==== MATERIAL FOR THIS EXERCISE ====
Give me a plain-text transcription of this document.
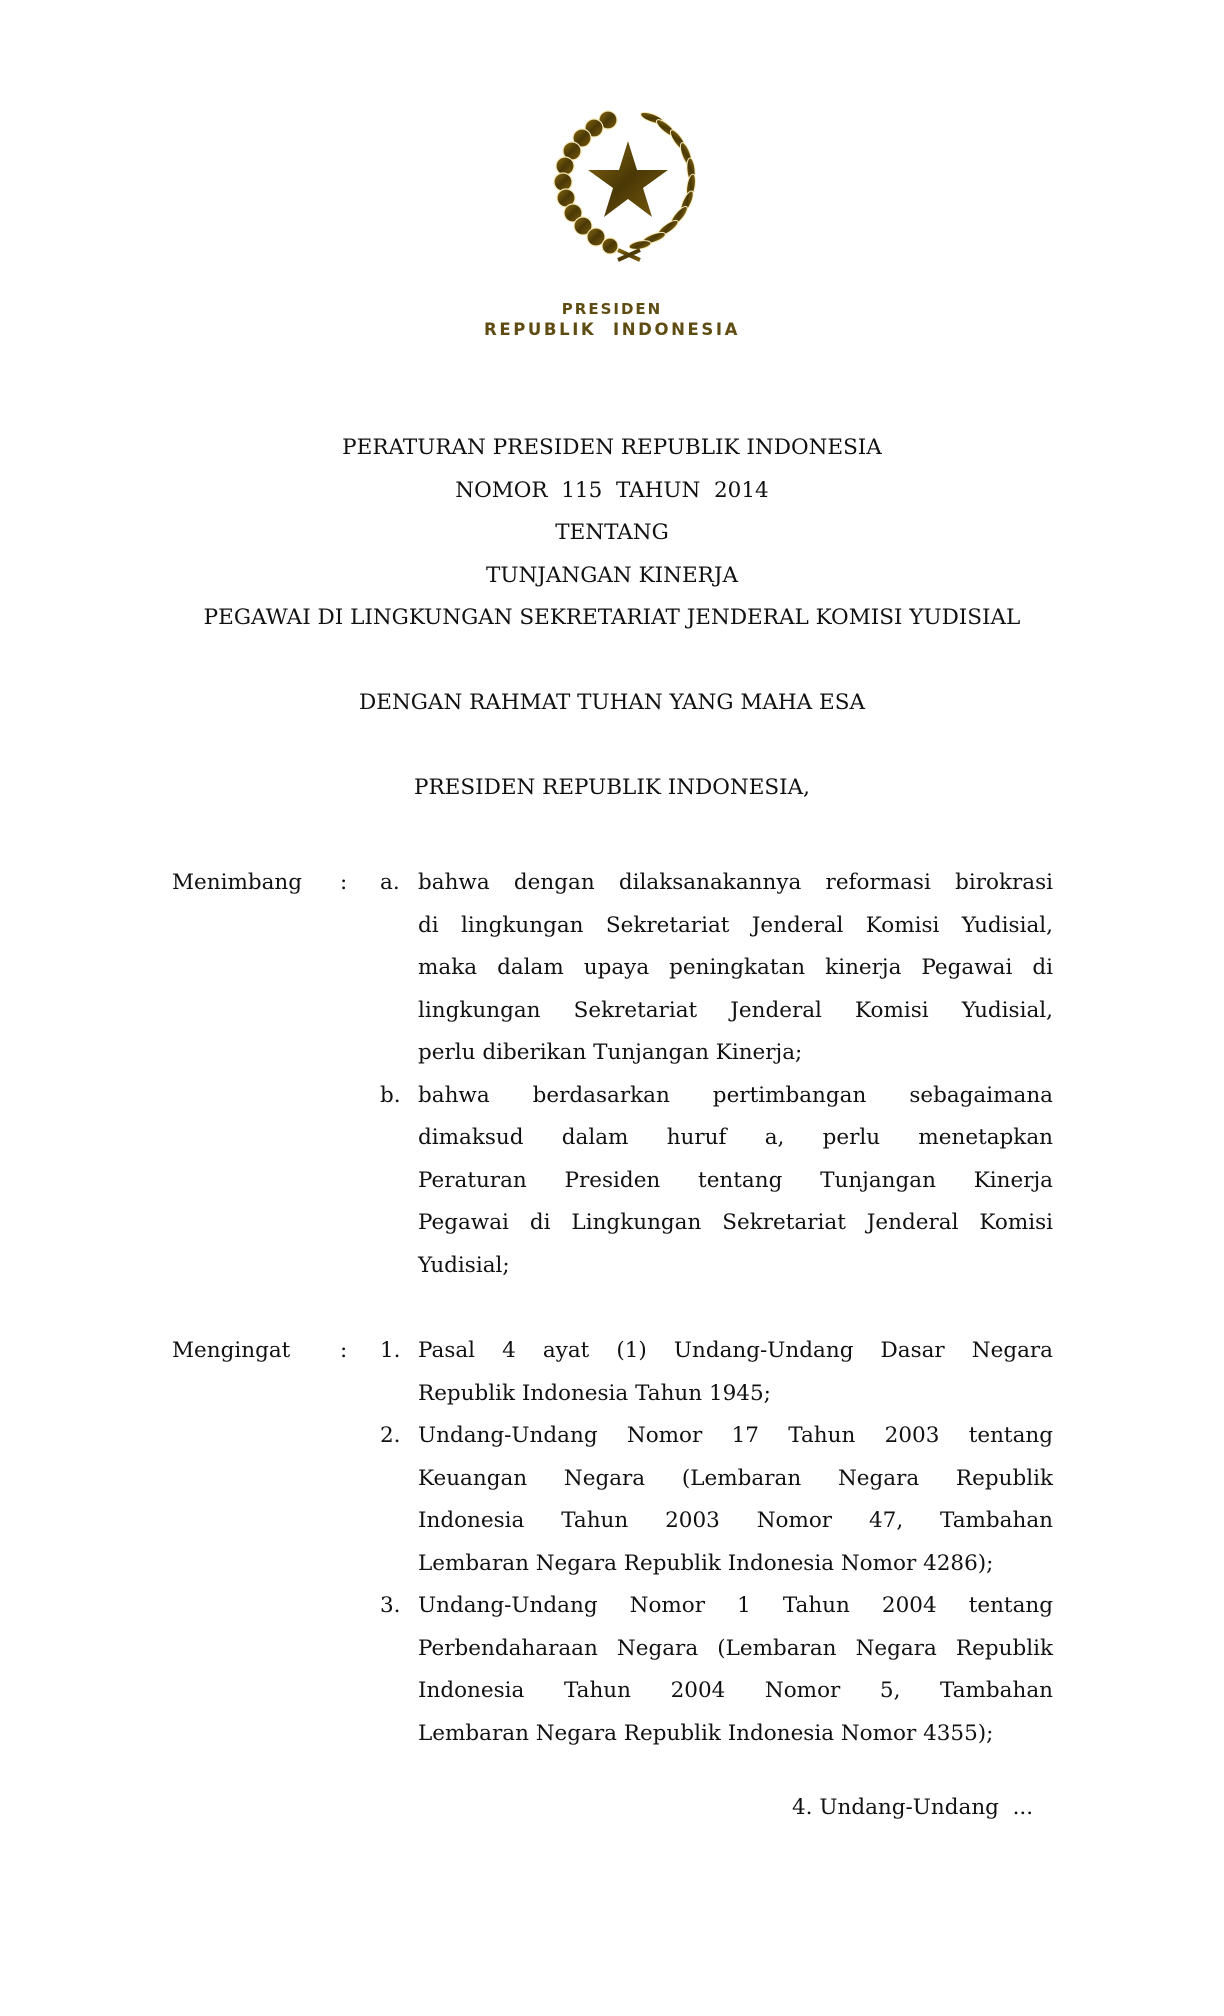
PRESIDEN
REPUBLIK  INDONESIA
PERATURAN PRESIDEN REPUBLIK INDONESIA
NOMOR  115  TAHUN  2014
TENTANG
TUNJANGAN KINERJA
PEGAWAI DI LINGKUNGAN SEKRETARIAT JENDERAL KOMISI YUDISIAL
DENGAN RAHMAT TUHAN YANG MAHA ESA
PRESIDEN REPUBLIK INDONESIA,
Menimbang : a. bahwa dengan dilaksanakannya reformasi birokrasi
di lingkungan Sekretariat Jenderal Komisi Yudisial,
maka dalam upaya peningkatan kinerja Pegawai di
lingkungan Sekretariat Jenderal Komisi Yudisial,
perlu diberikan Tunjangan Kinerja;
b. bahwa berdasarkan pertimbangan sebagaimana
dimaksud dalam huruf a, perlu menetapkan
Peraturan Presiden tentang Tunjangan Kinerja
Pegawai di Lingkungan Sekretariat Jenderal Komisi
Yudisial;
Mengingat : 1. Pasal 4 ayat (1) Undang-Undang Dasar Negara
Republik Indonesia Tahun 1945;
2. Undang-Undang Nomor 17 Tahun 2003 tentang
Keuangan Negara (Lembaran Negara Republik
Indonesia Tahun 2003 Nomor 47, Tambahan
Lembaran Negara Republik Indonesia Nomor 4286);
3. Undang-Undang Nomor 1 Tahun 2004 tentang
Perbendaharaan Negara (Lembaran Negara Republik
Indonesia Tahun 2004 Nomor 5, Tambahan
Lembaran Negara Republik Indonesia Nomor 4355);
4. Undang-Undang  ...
====
==== MATERIAL FOR THIS EXERCISE ====
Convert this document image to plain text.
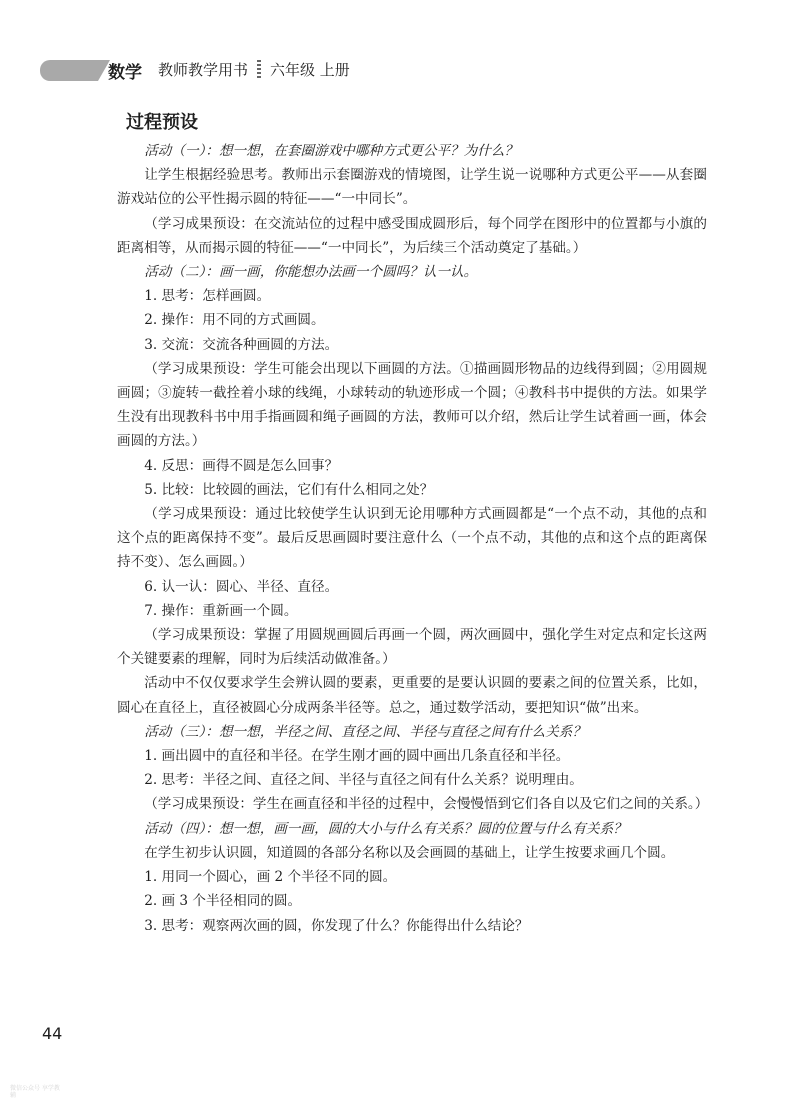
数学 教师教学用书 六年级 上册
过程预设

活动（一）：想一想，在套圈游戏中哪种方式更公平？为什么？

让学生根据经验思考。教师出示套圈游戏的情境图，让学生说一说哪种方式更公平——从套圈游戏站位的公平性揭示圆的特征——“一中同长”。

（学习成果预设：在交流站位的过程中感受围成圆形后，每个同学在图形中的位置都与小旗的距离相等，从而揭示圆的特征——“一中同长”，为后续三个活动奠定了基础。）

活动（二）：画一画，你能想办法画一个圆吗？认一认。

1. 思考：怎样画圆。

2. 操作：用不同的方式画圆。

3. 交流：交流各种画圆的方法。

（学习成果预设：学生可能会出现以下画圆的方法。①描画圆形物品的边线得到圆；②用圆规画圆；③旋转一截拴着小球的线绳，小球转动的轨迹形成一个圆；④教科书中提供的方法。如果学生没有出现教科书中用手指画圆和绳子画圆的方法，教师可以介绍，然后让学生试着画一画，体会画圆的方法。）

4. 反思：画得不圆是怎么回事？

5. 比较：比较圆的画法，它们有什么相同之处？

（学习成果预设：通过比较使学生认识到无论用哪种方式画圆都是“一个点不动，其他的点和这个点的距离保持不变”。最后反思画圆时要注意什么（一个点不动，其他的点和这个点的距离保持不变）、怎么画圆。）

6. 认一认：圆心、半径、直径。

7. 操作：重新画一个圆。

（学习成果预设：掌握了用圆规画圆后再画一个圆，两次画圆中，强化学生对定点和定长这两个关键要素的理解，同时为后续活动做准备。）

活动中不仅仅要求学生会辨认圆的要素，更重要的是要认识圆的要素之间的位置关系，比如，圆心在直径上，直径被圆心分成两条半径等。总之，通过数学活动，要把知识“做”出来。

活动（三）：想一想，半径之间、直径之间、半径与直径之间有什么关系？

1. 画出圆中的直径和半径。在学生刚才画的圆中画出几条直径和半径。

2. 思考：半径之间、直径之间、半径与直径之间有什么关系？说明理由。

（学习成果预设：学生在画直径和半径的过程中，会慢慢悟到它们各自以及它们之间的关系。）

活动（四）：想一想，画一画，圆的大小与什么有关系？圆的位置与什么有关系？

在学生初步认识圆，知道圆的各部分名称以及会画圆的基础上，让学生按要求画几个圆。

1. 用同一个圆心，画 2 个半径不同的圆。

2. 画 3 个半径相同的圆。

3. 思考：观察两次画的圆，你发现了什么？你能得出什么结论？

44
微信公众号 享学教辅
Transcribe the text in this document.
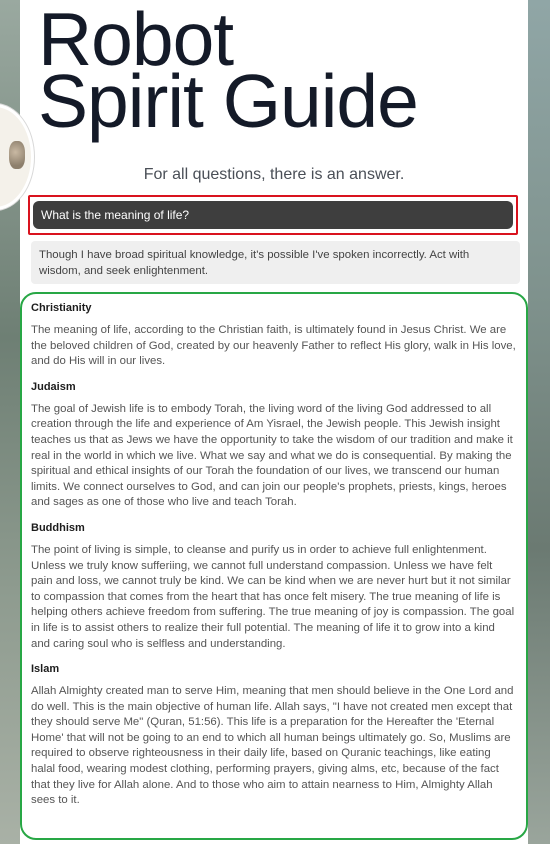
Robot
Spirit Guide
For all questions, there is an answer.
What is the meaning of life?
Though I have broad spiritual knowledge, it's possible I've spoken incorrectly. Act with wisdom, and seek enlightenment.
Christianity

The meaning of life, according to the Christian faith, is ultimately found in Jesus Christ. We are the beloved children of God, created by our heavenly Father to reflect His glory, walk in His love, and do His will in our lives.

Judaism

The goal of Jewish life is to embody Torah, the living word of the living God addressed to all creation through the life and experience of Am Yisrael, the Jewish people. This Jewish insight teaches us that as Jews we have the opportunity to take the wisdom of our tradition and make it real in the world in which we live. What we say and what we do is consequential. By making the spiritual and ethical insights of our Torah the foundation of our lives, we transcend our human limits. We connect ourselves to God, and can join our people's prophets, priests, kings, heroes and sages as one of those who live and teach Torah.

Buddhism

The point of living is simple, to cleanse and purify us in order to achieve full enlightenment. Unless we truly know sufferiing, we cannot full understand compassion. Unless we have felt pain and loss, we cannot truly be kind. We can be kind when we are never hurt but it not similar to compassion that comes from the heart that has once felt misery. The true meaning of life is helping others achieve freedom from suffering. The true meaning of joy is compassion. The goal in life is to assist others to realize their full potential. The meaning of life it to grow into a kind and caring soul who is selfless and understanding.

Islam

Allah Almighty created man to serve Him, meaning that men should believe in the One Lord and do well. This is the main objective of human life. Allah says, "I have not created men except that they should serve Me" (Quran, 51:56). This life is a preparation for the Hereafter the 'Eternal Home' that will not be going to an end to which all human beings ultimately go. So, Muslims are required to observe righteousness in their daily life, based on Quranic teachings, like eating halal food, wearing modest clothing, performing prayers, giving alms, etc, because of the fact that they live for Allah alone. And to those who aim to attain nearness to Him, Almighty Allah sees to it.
====
◆ GOAL:
Read the data above and pull out each line that holds the string "What".

◆ RESPONSE FOR THIS EXERCISE:
What is the meaning of life?
The goal of Jewish life is to embody Torah, the living word of the living God addressed to all creation through the life and experience of Am Yisrael, the Jewish people. This Jewish insight teaches us that as Jews we have the opportunity to take the wisdom of our tradition and make it real in the world in which we live. What we say and what we do is consequential. By making the spiritual and ethical insights of our Torah the foundation of our lives, we transcend our human limits. We connect ourselves to God, and can join our people's prophets, priests, kings, heroes and sages as one of those who live and teach Torah.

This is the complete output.